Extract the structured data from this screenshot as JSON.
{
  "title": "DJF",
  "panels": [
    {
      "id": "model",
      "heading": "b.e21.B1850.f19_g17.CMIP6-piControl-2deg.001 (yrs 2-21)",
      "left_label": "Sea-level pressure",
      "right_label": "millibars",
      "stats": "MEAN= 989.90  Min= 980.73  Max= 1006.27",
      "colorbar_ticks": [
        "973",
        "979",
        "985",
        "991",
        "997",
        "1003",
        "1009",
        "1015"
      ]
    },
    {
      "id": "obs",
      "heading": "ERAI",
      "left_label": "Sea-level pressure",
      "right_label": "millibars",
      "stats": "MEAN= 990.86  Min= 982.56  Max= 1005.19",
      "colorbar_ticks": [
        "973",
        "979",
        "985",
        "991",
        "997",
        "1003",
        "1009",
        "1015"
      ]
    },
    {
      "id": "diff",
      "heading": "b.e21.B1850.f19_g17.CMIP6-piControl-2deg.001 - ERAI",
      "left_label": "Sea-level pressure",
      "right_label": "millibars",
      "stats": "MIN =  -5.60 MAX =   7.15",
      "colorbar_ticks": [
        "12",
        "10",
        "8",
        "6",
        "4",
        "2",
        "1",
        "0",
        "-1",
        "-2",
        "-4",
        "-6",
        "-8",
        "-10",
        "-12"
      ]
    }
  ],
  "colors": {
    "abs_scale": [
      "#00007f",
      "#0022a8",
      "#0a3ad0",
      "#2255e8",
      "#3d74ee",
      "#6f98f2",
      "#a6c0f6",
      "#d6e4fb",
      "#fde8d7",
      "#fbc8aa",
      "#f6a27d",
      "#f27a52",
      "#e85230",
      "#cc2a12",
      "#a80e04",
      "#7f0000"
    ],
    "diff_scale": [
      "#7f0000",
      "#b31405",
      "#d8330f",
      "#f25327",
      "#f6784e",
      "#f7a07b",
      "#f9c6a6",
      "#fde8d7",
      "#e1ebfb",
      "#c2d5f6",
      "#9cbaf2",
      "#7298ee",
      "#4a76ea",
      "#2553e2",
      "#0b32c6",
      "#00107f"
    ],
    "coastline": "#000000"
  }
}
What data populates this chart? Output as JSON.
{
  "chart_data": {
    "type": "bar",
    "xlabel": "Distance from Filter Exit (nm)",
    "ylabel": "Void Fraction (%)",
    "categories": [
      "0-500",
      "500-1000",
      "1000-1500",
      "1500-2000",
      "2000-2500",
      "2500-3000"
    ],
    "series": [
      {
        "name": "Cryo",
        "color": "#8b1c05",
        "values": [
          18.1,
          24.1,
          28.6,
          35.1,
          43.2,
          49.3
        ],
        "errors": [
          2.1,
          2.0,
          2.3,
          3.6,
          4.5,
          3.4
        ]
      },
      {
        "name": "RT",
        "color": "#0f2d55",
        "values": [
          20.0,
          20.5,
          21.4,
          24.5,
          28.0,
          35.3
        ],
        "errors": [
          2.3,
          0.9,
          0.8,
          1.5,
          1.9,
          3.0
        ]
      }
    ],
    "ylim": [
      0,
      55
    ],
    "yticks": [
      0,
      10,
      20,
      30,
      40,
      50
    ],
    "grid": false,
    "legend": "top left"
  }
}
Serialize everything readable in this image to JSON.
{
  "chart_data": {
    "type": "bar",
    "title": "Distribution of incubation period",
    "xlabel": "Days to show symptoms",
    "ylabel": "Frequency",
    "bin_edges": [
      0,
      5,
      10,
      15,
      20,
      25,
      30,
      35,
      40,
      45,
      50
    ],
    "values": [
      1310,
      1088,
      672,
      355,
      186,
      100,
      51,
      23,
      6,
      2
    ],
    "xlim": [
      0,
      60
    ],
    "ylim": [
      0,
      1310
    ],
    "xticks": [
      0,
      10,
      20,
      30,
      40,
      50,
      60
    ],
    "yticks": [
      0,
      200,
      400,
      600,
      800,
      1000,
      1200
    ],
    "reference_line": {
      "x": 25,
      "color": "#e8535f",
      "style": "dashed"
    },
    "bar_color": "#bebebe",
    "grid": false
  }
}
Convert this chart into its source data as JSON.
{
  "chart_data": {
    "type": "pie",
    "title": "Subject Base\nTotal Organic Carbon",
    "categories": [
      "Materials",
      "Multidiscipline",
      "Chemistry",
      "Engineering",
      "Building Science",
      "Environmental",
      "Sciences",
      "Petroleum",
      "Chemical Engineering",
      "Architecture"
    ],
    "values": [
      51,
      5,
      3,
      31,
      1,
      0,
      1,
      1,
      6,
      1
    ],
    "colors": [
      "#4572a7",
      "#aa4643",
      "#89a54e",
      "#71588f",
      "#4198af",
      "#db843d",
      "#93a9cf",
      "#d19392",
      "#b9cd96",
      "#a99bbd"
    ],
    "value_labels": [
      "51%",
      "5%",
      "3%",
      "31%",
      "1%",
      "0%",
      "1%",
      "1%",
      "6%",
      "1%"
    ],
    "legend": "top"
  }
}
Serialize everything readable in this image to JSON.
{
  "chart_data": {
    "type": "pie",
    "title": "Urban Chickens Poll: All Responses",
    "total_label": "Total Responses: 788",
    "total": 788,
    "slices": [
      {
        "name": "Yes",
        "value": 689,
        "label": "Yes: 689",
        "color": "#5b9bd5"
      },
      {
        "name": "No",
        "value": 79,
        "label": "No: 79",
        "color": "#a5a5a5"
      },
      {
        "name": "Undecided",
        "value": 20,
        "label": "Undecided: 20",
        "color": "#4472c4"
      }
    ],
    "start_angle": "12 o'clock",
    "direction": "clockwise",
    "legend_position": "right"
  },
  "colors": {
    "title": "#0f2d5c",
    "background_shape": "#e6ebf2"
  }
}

__PROBLEM TO WORK ON__
Repeat the records above exactly, leaving none out.

__FINAL RESULT__
Extract the structured data from this screenshot as JSON.
{
  "title": "DJF",
  "panels": [
    {
      "id": "model",
      "heading": "b.e21.B1850.f19_g17.CMIP6-piControl-2deg.001 (yrs 2-21)",
      "left_label": "Sea-level pressure",
      "right_label": "millibars",
      "stats": "MEAN= 989.90  Min= 980.73  Max= 1006.27",
      "colorbar_ticks": [
        "973",
        "979",
        "985",
        "991",
        "997",
        "1003",
        "1009",
        "1015"
      ]
    },
    {
      "id": "obs",
      "heading": "ERAI",
      "left_label": "Sea-level pressure",
      "right_label": "millibars",
      "stats": "MEAN= 990.86  Min= 982.56  Max= 1005.19",
      "colorbar_ticks": [
        "973",
        "979",
        "985",
        "991",
        "997",
        "1003",
        "1009",
        "1015"
      ]
    },
    {
      "id": "diff",
      "heading": "b.e21.B1850.f19_g17.CMIP6-piControl-2deg.001 - ERAI",
      "left_label": "Sea-level pressure",
      "right_label": "millibars",
      "stats": "MIN =  -5.60 MAX =   7.15",
      "colorbar_ticks": [
        "12",
        "10",
        "8",
        "6",
        "4",
        "2",
        "1",
        "0",
        "-1",
        "-2",
        "-4",
        "-6",
        "-8",
        "-10",
        "-12"
      ]
    }
  ],
  "colors": {
    "abs_scale": [
      "#00007f",
      "#0022a8",
      "#0a3ad0",
      "#2255e8",
      "#3d74ee",
      "#6f98f2",
      "#a6c0f6",
      "#d6e4fb",
      "#fde8d7",
      "#fbc8aa",
      "#f6a27d",
      "#f27a52",
      "#e85230",
      "#cc2a12",
      "#a80e04",
      "#7f0000"
    ],
    "diff_scale": [
      "#7f0000",
      "#b31405",
      "#d8330f",
      "#f25327",
      "#f6784e",
      "#f7a07b",
      "#f9c6a6",
      "#fde8d7",
      "#e1ebfb",
      "#c2d5f6",
      "#9cbaf2",
      "#7298ee",
      "#4a76ea",
      "#2553e2",
      "#0b32c6",
      "#00107f"
    ],
    "coastline": "#000000"
  }
}
What data populates this chart? Output as JSON.
{
  "chart_data": {
    "type": "bar",
    "xlabel": "Distance from Filter Exit (nm)",
    "ylabel": "Void Fraction (%)",
    "categories": [
      "0-500",
      "500-1000",
      "1000-1500",
      "1500-2000",
      "2000-2500",
      "2500-3000"
    ],
    "series": [
      {
        "name": "Cryo",
        "color": "#8b1c05",
        "values": [
          18.1,
          24.1,
          28.6,
          35.1,
          43.2,
          49.3
        ],
        "errors": [
          2.1,
          2.0,
          2.3,
          3.6,
          4.5,
          3.4
        ]
      },
      {
        "name": "RT",
        "color": "#0f2d55",
        "values": [
          20.0,
          20.5,
          21.4,
          24.5,
          28.0,
          35.3
        ],
        "errors": [
          2.3,
          0.9,
          0.8,
          1.5,
          1.9,
          3.0
        ]
      }
    ],
    "ylim": [
      0,
      55
    ],
    "yticks": [
      0,
      10,
      20,
      30,
      40,
      50
    ],
    "grid": false,
    "legend": "top left"
  }
}
Serialize everything readable in this image to JSON.
{
  "chart_data": {
    "type": "bar",
    "title": "Distribution of incubation period",
    "xlabel": "Days to show symptoms",
    "ylabel": "Frequency",
    "bin_edges": [
      0,
      5,
      10,
      15,
      20,
      25,
      30,
      35,
      40,
      45,
      50
    ],
    "values": [
      1310,
      1088,
      672,
      355,
      186,
      100,
      51,
      23,
      6,
      2
    ],
    "xlim": [
      0,
      60
    ],
    "ylim": [
      0,
      1310
    ],
    "xticks": [
      0,
      10,
      20,
      30,
      40,
      50,
      60
    ],
    "yticks": [
      0,
      200,
      400,
      600,
      800,
      1000,
      1200
    ],
    "reference_line": {
      "x": 25,
      "color": "#e8535f",
      "style": "dashed"
    },
    "bar_color": "#bebebe",
    "grid": false
  }
}
Convert this chart into its source data as JSON.
{
  "chart_data": {
    "type": "pie",
    "title": "Subject Base\nTotal Organic Carbon",
    "categories": [
      "Materials",
      "Multidiscipline",
      "Chemistry",
      "Engineering",
      "Building Science",
      "Environmental",
      "Sciences",
      "Petroleum",
      "Chemical Engineering",
      "Architecture"
    ],
    "values": [
      51,
      5,
      3,
      31,
      1,
      0,
      1,
      1,
      6,
      1
    ],
    "colors": [
      "#4572a7",
      "#aa4643",
      "#89a54e",
      "#71588f",
      "#4198af",
      "#db843d",
      "#93a9cf",
      "#d19392",
      "#b9cd96",
      "#a99bbd"
    ],
    "value_labels": [
      "51%",
      "5%",
      "3%",
      "31%",
      "1%",
      "0%",
      "1%",
      "1%",
      "6%",
      "1%"
    ],
    "legend": "top"
  }
}
Serialize everything readable in this image to JSON.
{
  "chart_data": {
    "type": "pie",
    "title": "Urban Chickens Poll: All Responses",
    "total_label": "Total Responses: 788",
    "total": 788,
    "slices": [
      {
        "name": "Yes",
        "value": 689,
        "label": "Yes: 689",
        "color": "#5b9bd5"
      },
      {
        "name": "No",
        "value": 79,
        "label": "No: 79",
        "color": "#a5a5a5"
      },
      {
        "name": "Undecided",
        "value": 20,
        "label": "Undecided: 20",
        "color": "#4472c4"
      }
    ],
    "start_angle": "12 o'clock",
    "direction": "clockwise",
    "legend_position": "right"
  },
  "colors": {
    "title": "#0f2d5c",
    "background_shape": "#e6ebf2"
  }
}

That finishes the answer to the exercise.